• Task goal
Transcribe the listing word for word.

◆ ◆ ◆

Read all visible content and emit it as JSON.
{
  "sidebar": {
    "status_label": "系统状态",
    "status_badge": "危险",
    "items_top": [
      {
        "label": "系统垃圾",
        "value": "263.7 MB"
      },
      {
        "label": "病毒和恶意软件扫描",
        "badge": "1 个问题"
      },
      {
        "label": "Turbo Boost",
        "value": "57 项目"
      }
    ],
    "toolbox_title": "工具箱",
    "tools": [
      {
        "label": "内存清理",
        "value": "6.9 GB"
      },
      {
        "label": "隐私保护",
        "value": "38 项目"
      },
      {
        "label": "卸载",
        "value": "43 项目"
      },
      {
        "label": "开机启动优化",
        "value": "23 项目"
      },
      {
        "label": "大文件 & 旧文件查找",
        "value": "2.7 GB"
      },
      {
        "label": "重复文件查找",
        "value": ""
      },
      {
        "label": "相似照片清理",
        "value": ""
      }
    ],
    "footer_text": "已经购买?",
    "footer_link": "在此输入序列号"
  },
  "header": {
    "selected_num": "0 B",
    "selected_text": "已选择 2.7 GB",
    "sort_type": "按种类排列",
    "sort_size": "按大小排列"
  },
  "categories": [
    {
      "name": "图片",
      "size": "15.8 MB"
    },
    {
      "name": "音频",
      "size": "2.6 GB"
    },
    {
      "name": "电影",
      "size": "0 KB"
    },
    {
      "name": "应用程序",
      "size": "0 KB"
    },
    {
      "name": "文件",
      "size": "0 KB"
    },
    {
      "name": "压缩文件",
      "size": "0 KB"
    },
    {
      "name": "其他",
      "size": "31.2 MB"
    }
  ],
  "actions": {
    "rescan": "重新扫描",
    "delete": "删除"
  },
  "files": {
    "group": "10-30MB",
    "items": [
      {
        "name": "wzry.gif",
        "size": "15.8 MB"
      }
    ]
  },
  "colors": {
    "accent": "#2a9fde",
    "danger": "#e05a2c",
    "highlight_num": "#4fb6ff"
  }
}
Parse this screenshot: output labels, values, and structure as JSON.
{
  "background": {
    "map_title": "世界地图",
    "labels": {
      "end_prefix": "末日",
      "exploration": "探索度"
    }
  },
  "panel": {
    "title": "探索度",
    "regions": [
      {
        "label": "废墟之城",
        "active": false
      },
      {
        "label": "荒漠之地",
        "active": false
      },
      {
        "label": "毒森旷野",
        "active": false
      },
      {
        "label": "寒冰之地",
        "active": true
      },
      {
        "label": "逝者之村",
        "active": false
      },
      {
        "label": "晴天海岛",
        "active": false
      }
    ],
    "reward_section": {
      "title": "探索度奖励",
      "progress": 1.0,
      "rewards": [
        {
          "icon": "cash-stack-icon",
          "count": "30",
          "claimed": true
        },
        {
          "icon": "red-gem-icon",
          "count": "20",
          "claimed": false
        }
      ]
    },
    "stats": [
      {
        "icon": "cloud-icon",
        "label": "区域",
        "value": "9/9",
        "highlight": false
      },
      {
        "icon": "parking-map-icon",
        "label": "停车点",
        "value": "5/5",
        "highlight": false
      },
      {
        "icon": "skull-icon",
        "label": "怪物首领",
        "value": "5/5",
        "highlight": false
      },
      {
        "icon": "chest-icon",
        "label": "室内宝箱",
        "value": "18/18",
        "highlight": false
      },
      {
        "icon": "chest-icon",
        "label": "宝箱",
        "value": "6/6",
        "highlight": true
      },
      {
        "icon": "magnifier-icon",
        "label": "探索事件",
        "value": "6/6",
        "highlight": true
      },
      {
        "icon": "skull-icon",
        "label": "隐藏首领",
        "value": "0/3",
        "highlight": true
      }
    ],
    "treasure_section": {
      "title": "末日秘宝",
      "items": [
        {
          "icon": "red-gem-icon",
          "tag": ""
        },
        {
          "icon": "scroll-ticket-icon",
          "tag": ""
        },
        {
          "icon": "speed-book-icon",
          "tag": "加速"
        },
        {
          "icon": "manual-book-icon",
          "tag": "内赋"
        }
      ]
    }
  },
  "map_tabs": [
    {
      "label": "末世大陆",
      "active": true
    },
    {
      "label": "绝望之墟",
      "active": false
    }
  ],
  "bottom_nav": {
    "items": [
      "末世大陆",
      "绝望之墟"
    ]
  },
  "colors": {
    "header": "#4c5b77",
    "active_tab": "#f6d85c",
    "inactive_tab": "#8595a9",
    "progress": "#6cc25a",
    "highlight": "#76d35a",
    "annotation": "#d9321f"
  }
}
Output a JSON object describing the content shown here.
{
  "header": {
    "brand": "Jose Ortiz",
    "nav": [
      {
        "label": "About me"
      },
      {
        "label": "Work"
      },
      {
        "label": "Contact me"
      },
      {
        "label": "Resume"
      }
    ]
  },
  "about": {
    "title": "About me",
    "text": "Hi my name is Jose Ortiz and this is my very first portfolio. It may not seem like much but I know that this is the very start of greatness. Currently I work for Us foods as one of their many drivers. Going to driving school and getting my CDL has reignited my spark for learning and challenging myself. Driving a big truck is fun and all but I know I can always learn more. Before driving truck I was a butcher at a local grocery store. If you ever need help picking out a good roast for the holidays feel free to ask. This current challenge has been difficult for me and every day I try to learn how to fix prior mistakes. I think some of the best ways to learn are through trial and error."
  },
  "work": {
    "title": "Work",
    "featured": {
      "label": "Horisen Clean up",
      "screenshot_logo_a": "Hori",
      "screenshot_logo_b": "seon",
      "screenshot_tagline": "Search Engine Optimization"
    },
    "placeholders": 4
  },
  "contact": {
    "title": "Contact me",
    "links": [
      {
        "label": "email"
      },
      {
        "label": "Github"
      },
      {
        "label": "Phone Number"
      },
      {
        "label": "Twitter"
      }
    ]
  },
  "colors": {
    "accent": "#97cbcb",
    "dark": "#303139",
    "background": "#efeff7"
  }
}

◆ ◆ ◆

• Answer to this exercise
Read all visible content and emit it as JSON.
{
  "sidebar": {
    "status_label": "系统状态",
    "status_badge": "危险",
    "items_top": [
      {
        "label": "系统垃圾",
        "value": "263.7 MB"
      },
      {
        "label": "病毒和恶意软件扫描",
        "badge": "1 个问题"
      },
      {
        "label": "Turbo Boost",
        "value": "57 项目"
      }
    ],
    "toolbox_title": "工具箱",
    "tools": [
      {
        "label": "内存清理",
        "value": "6.9 GB"
      },
      {
        "label": "隐私保护",
        "value": "38 项目"
      },
      {
        "label": "卸载",
        "value": "43 项目"
      },
      {
        "label": "开机启动优化",
        "value": "23 项目"
      },
      {
        "label": "大文件 & 旧文件查找",
        "value": "2.7 GB"
      },
      {
        "label": "重复文件查找",
        "value": ""
      },
      {
        "label": "相似照片清理",
        "value": ""
      }
    ],
    "footer_text": "已经购买?",
    "footer_link": "在此输入序列号"
  },
  "header": {
    "selected_num": "0 B",
    "selected_text": "已选择 2.7 GB",
    "sort_type": "按种类排列",
    "sort_size": "按大小排列"
  },
  "categories": [
    {
      "name": "图片",
      "size": "15.8 MB"
    },
    {
      "name": "音频",
      "size": "2.6 GB"
    },
    {
      "name": "电影",
      "size": "0 KB"
    },
    {
      "name": "应用程序",
      "size": "0 KB"
    },
    {
      "name": "文件",
      "size": "0 KB"
    },
    {
      "name": "压缩文件",
      "size": "0 KB"
    },
    {
      "name": "其他",
      "size": "31.2 MB"
    }
  ],
  "actions": {
    "rescan": "重新扫描",
    "delete": "删除"
  },
  "files": {
    "group": "10-30MB",
    "items": [
      {
        "name": "wzry.gif",
        "size": "15.8 MB"
      }
    ]
  },
  "colors": {
    "accent": "#2a9fde",
    "danger": "#e05a2c",
    "highlight_num": "#4fb6ff"
  }
}
Parse this screenshot: output labels, values, and structure as JSON.
{
  "background": {
    "map_title": "世界地图",
    "labels": {
      "end_prefix": "末日",
      "exploration": "探索度"
    }
  },
  "panel": {
    "title": "探索度",
    "regions": [
      {
        "label": "废墟之城",
        "active": false
      },
      {
        "label": "荒漠之地",
        "active": false
      },
      {
        "label": "毒森旷野",
        "active": false
      },
      {
        "label": "寒冰之地",
        "active": true
      },
      {
        "label": "逝者之村",
        "active": false
      },
      {
        "label": "晴天海岛",
        "active": false
      }
    ],
    "reward_section": {
      "title": "探索度奖励",
      "progress": 1.0,
      "rewards": [
        {
          "icon": "cash-stack-icon",
          "count": "30",
          "claimed": true
        },
        {
          "icon": "red-gem-icon",
          "count": "20",
          "claimed": false
        }
      ]
    },
    "stats": [
      {
        "icon": "cloud-icon",
        "label": "区域",
        "value": "9/9",
        "highlight": false
      },
      {
        "icon": "parking-map-icon",
        "label": "停车点",
        "value": "5/5",
        "highlight": false
      },
      {
        "icon": "skull-icon",
        "label": "怪物首领",
        "value": "5/5",
        "highlight": false
      },
      {
        "icon": "chest-icon",
        "label": "室内宝箱",
        "value": "18/18",
        "highlight": false
      },
      {
        "icon": "chest-icon",
        "label": "宝箱",
        "value": "6/6",
        "highlight": true
      },
      {
        "icon": "magnifier-icon",
        "label": "探索事件",
        "value": "6/6",
        "highlight": true
      },
      {
        "icon": "skull-icon",
        "label": "隐藏首领",
        "value": "0/3",
        "highlight": true
      }
    ],
    "treasure_section": {
      "title": "末日秘宝",
      "items": [
        {
          "icon": "red-gem-icon",
          "tag": ""
        },
        {
          "icon": "scroll-ticket-icon",
          "tag": ""
        },
        {
          "icon": "speed-book-icon",
          "tag": "加速"
        },
        {
          "icon": "manual-book-icon",
          "tag": "内赋"
        }
      ]
    }
  },
  "map_tabs": [
    {
      "label": "末世大陆",
      "active": true
    },
    {
      "label": "绝望之墟",
      "active": false
    }
  ],
  "bottom_nav": {
    "items": [
      "末世大陆",
      "绝望之墟"
    ]
  },
  "colors": {
    "header": "#4c5b77",
    "active_tab": "#f6d85c",
    "inactive_tab": "#8595a9",
    "progress": "#6cc25a",
    "highlight": "#76d35a",
    "annotation": "#d9321f"
  }
}
Output a JSON object describing the content shown here.
{
  "header": {
    "brand": "Jose Ortiz",
    "nav": [
      {
        "label": "About me"
      },
      {
        "label": "Work"
      },
      {
        "label": "Contact me"
      },
      {
        "label": "Resume"
      }
    ]
  },
  "about": {
    "title": "About me",
    "text": "Hi my name is Jose Ortiz and this is my very first portfolio. It may not seem like much but I know that this is the very start of greatness. Currently I work for Us foods as one of their many drivers. Going to driving school and getting my CDL has reignited my spark for learning and challenging myself. Driving a big truck is fun and all but I know I can always learn more. Before driving truck I was a butcher at a local grocery store. If you ever need help picking out a good roast for the holidays feel free to ask. This current challenge has been difficult for me and every day I try to learn how to fix prior mistakes. I think some of the best ways to learn are through trial and error."
  },
  "work": {
    "title": "Work",
    "featured": {
      "label": "Horisen Clean up",
      "screenshot_logo_a": "Hori",
      "screenshot_logo_b": "seon",
      "screenshot_tagline": "Search Engine Optimization"
    },
    "placeholders": 4
  },
  "contact": {
    "title": "Contact me",
    "links": [
      {
        "label": "email"
      },
      {
        "label": "Github"
      },
      {
        "label": "Phone Number"
      },
      {
        "label": "Twitter"
      }
    ]
  },
  "colors": {
    "accent": "#97cbcb",
    "dark": "#303139",
    "background": "#efeff7"
  }
}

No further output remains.